**Material for the task:**
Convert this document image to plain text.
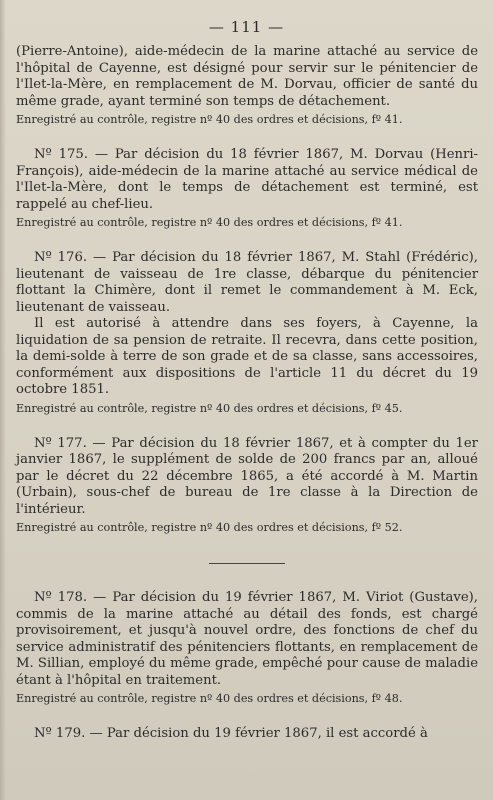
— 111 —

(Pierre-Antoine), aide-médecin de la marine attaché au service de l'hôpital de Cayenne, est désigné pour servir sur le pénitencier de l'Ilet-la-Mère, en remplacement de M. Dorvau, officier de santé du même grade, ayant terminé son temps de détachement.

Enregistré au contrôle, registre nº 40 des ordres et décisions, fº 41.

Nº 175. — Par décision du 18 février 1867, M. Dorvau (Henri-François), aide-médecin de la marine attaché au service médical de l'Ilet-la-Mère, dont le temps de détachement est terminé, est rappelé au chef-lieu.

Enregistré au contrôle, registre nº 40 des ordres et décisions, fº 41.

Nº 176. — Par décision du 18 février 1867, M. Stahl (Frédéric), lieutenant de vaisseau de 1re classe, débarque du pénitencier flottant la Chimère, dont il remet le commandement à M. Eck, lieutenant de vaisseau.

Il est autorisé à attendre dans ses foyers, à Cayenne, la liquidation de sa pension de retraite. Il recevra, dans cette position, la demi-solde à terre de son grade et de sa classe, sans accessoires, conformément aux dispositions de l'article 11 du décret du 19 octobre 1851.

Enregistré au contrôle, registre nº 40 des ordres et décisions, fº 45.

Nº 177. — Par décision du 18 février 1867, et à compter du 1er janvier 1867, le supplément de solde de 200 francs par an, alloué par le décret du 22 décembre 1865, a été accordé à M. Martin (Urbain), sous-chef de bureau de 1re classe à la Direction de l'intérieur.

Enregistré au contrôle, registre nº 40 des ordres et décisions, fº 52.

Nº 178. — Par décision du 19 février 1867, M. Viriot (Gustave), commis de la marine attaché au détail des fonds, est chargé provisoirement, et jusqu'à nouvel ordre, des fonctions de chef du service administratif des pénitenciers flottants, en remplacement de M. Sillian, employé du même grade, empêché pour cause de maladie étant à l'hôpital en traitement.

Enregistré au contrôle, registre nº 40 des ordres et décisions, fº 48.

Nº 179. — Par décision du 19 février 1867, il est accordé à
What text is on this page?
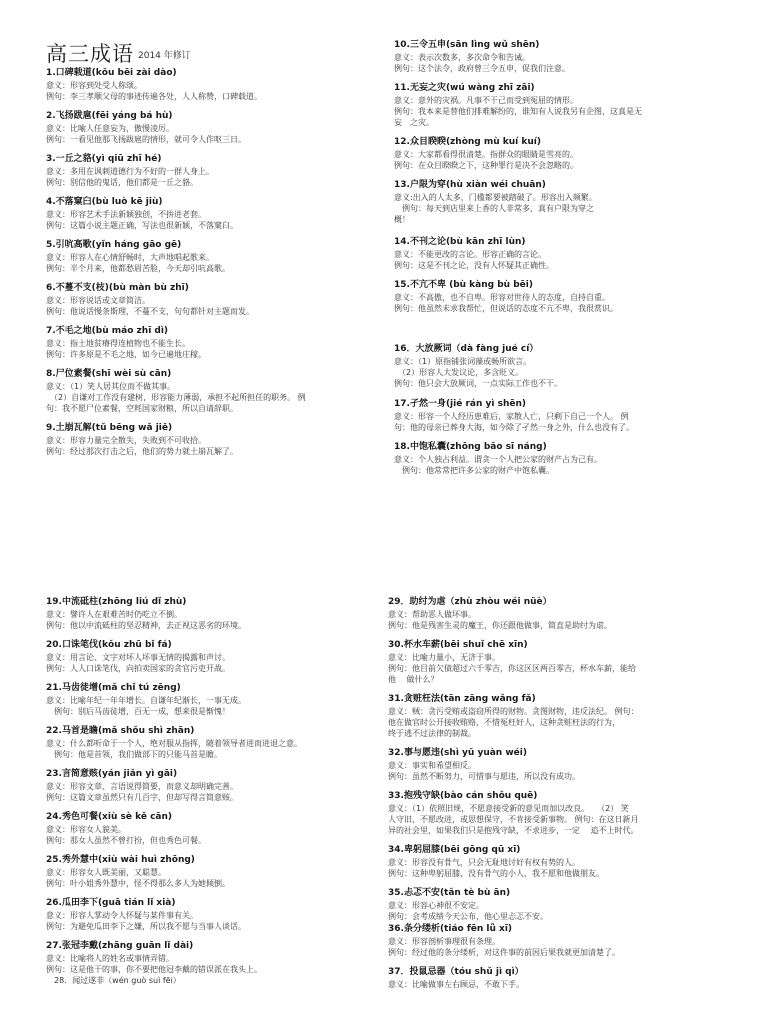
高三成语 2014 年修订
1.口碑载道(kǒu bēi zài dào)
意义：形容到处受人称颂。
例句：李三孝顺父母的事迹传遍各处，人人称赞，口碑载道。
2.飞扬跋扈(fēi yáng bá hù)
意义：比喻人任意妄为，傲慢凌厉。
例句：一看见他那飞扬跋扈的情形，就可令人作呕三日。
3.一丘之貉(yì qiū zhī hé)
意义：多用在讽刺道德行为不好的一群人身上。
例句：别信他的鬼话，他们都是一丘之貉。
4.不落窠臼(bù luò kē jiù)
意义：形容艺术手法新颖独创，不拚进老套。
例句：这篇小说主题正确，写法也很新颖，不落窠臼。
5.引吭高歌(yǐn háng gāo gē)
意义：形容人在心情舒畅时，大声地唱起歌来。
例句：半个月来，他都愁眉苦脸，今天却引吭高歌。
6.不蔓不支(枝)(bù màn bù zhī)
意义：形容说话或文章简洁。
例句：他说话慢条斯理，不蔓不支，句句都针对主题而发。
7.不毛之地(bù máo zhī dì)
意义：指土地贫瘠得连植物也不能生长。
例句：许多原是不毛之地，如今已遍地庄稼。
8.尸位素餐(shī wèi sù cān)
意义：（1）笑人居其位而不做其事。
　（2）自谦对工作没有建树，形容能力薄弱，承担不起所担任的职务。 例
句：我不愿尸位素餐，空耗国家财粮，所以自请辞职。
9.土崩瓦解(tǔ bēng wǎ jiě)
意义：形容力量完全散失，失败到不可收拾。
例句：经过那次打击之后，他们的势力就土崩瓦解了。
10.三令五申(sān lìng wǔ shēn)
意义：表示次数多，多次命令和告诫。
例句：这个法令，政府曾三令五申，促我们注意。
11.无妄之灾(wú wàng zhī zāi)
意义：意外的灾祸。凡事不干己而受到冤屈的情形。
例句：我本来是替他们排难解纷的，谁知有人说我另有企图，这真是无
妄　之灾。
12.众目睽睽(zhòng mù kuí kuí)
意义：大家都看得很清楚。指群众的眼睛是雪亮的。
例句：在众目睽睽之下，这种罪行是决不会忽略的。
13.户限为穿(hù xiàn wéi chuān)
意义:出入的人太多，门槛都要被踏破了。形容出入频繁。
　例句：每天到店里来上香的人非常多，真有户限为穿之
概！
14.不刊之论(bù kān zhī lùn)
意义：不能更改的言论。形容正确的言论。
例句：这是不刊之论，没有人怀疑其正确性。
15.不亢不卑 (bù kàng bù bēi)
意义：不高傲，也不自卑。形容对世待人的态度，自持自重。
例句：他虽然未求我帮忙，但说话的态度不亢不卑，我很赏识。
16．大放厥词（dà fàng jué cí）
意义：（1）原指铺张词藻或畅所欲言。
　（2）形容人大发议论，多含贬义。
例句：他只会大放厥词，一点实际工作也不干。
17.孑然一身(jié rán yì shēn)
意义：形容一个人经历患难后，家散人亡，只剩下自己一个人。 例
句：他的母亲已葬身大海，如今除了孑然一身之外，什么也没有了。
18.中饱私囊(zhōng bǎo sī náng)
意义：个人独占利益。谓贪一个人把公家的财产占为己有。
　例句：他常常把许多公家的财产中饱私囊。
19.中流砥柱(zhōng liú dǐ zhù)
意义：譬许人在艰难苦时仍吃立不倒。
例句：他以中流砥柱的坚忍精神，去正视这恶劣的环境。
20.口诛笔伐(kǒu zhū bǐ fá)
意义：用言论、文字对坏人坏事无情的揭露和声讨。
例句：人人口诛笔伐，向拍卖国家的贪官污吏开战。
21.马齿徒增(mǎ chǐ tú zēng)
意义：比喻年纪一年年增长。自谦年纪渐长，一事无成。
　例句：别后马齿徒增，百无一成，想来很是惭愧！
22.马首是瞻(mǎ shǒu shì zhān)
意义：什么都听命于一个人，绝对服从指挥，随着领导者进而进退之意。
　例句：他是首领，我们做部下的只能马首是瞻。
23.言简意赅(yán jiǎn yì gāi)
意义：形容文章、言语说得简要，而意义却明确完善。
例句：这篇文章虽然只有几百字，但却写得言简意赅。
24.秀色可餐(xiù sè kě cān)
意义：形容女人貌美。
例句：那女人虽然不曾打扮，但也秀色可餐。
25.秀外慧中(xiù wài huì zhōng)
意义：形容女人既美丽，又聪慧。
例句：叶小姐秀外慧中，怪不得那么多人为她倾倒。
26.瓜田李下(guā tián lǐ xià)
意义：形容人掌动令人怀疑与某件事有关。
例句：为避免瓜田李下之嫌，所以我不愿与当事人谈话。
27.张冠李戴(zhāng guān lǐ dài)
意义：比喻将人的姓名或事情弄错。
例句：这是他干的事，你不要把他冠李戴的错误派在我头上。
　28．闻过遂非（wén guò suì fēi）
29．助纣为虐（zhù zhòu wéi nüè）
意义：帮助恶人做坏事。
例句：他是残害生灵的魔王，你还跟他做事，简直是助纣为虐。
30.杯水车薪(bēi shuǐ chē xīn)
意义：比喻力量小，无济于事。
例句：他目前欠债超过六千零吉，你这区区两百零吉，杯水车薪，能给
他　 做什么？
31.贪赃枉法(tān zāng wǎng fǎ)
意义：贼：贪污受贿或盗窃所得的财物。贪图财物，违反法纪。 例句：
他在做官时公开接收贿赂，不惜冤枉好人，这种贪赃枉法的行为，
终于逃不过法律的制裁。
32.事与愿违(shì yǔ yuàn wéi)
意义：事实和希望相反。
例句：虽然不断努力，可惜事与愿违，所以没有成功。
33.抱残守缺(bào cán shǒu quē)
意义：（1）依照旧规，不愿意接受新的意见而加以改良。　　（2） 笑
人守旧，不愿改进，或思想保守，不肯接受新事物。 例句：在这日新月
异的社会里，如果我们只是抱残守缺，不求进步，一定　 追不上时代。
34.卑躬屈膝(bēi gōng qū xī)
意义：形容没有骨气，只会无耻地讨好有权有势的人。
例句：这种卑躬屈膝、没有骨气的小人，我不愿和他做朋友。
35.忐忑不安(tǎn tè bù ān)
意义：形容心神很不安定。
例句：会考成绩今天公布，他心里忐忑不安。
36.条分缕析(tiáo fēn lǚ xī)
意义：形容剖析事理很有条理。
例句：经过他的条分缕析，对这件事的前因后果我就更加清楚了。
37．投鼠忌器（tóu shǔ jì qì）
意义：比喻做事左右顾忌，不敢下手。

**What you have to do:**
How many of the lines in the listing above hold the word "Ilet"? Report only that figure.

**In response:**
2